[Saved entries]

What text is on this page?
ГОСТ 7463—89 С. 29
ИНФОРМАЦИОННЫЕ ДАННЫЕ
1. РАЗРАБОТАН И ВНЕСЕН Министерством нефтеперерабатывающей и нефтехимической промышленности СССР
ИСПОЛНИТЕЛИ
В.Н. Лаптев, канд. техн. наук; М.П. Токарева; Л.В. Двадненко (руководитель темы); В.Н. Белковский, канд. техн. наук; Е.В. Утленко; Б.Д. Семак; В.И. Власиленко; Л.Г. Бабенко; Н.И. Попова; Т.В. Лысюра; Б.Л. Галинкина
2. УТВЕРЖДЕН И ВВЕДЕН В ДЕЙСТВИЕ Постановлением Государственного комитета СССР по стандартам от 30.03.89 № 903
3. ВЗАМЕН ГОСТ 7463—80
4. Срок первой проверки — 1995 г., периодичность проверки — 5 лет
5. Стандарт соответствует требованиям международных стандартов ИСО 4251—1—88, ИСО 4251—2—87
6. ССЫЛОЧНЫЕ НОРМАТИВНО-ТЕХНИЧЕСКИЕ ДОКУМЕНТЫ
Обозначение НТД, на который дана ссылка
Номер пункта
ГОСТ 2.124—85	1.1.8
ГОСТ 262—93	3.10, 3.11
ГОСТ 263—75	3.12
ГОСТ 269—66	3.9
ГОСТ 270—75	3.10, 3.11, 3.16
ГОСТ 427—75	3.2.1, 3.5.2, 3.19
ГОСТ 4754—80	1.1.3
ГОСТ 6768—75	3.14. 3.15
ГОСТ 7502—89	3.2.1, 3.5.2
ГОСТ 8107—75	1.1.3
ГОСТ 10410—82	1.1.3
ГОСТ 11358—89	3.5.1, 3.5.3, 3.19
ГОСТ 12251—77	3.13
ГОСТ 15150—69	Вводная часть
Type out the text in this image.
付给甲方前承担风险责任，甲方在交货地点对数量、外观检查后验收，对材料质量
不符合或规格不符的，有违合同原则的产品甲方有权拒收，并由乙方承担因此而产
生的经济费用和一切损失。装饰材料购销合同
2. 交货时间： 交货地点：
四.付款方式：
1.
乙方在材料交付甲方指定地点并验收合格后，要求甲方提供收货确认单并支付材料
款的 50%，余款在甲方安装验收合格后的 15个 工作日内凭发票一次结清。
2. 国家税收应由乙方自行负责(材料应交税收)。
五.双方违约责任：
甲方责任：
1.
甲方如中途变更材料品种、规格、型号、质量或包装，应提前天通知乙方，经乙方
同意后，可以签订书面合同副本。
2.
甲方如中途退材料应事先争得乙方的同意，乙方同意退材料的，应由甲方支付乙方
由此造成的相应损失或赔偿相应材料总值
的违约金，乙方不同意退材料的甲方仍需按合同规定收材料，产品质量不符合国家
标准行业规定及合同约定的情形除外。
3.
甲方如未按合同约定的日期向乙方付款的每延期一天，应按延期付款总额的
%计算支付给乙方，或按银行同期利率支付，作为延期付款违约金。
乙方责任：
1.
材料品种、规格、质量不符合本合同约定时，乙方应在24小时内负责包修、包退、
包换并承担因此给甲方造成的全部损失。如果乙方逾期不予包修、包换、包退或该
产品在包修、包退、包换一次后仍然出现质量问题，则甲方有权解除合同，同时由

▶ Direction
Retype all of the data shown above, word for word.

▶ Solution to this exercise
What text is on this page?
ГОСТ 7463—89 С. 29
ИНФОРМАЦИОННЫЕ ДАННЫЕ
1. РАЗРАБОТАН И ВНЕСЕН Министерством нефтеперерабатывающей и нефтехимической промышленности СССР
ИСПОЛНИТЕЛИ
В.Н. Лаптев, канд. техн. наук; М.П. Токарева; Л.В. Двадненко (руководитель темы); В.Н. Белковский, канд. техн. наук; Е.В. Утленко; Б.Д. Семак; В.И. Власиленко; Л.Г. Бабенко; Н.И. Попова; Т.В. Лысюра; Б.Л. Галинкина
2. УТВЕРЖДЕН И ВВЕДЕН В ДЕЙСТВИЕ Постановлением Государственного комитета СССР по стандартам от 30.03.89 № 903
3. ВЗАМЕН ГОСТ 7463—80
4. Срок первой проверки — 1995 г., периодичность проверки — 5 лет
5. Стандарт соответствует требованиям международных стандартов ИСО 4251—1—88, ИСО 4251—2—87
6. ССЫЛОЧНЫЕ НОРМАТИВНО-ТЕХНИЧЕСКИЕ ДОКУМЕНТЫ
Обозначение НТД, на который дана ссылка
Номер пункта
ГОСТ 2.124—85	1.1.8
ГОСТ 262—93	3.10, 3.11
ГОСТ 263—75	3.12
ГОСТ 269—66	3.9
ГОСТ 270—75	3.10, 3.11, 3.16
ГОСТ 427—75	3.2.1, 3.5.2, 3.19
ГОСТ 4754—80	1.1.3
ГОСТ 6768—75	3.14. 3.15
ГОСТ 7502—89	3.2.1, 3.5.2
ГОСТ 8107—75	1.1.3
ГОСТ 10410—82	1.1.3
ГОСТ 11358—89	3.5.1, 3.5.3, 3.19
ГОСТ 12251—77	3.13
ГОСТ 15150—69	Вводная часть
Type out the text in this image.
付给甲方前承担风险责任，甲方在交货地点对数量、外观检查后验收，对材料质量
不符合或规格不符的，有违合同原则的产品甲方有权拒收，并由乙方承担因此而产
生的经济费用和一切损失。装饰材料购销合同
2. 交货时间： 交货地点：
四.付款方式：
1.
乙方在材料交付甲方指定地点并验收合格后，要求甲方提供收货确认单并支付材料
款的 50%，余款在甲方安装验收合格后的 15个 工作日内凭发票一次结清。
2. 国家税收应由乙方自行负责(材料应交税收)。
五.双方违约责任：
甲方责任：
1.
甲方如中途变更材料品种、规格、型号、质量或包装，应提前天通知乙方，经乙方
同意后，可以签订书面合同副本。
2.
甲方如中途退材料应事先争得乙方的同意，乙方同意退材料的，应由甲方支付乙方
由此造成的相应损失或赔偿相应材料总值
的违约金，乙方不同意退材料的甲方仍需按合同规定收材料，产品质量不符合国家
标准行业规定及合同约定的情形除外。
3.
甲方如未按合同约定的日期向乙方付款的每延期一天，应按延期付款总额的
%计算支付给乙方，或按银行同期利率支付，作为延期付款违约金。
乙方责任：
1.
材料品种、规格、质量不符合本合同约定时，乙方应在24小时内负责包修、包退、
包换并承担因此给甲方造成的全部损失。如果乙方逾期不予包修、包换、包退或该
产品在包修、包退、包换一次后仍然出现质量问题，则甲方有权解除合同，同时由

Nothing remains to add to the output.